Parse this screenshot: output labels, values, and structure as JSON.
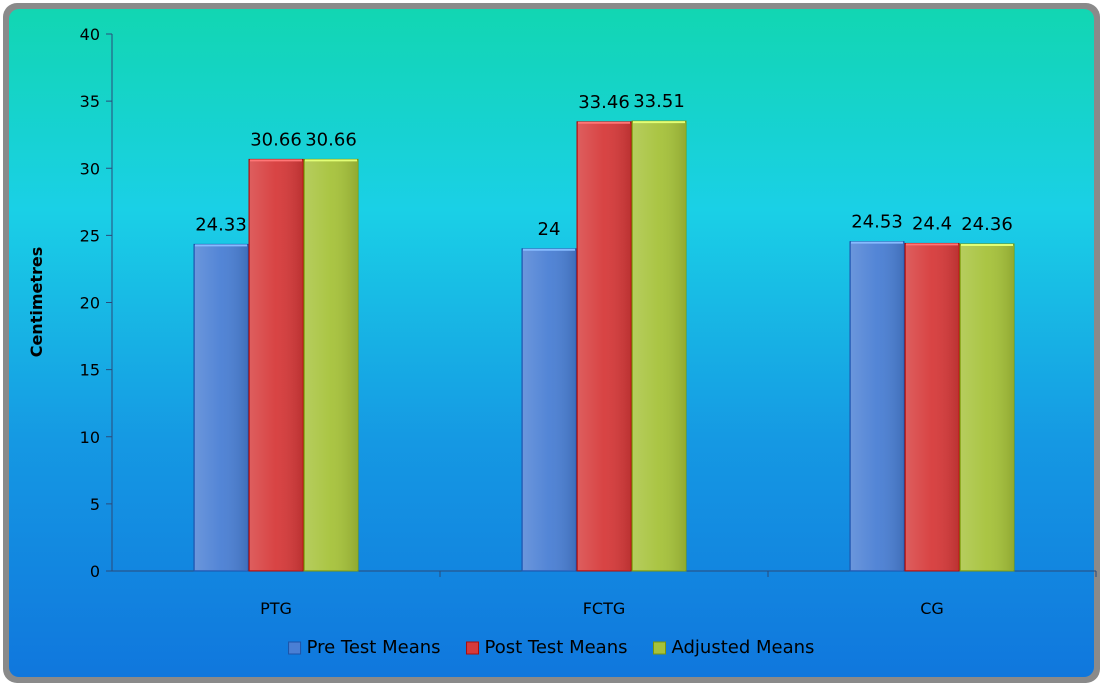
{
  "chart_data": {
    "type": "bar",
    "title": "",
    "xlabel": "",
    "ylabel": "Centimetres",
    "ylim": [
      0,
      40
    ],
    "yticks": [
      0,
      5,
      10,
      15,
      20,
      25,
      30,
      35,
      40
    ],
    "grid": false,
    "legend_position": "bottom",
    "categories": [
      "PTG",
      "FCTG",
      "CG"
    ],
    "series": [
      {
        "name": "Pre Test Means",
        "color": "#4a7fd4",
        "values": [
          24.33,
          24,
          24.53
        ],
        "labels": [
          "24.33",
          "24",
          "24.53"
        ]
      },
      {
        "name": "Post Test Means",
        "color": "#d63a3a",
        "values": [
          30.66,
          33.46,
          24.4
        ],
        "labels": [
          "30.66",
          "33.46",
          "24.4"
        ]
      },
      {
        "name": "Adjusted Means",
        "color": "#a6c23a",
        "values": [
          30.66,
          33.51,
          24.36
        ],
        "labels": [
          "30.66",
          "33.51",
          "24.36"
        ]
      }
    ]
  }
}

--------

» GIVEN TASK: State the count of lines with the word "Test" in them, and write nothing else.

» FINAL ANSWER: 2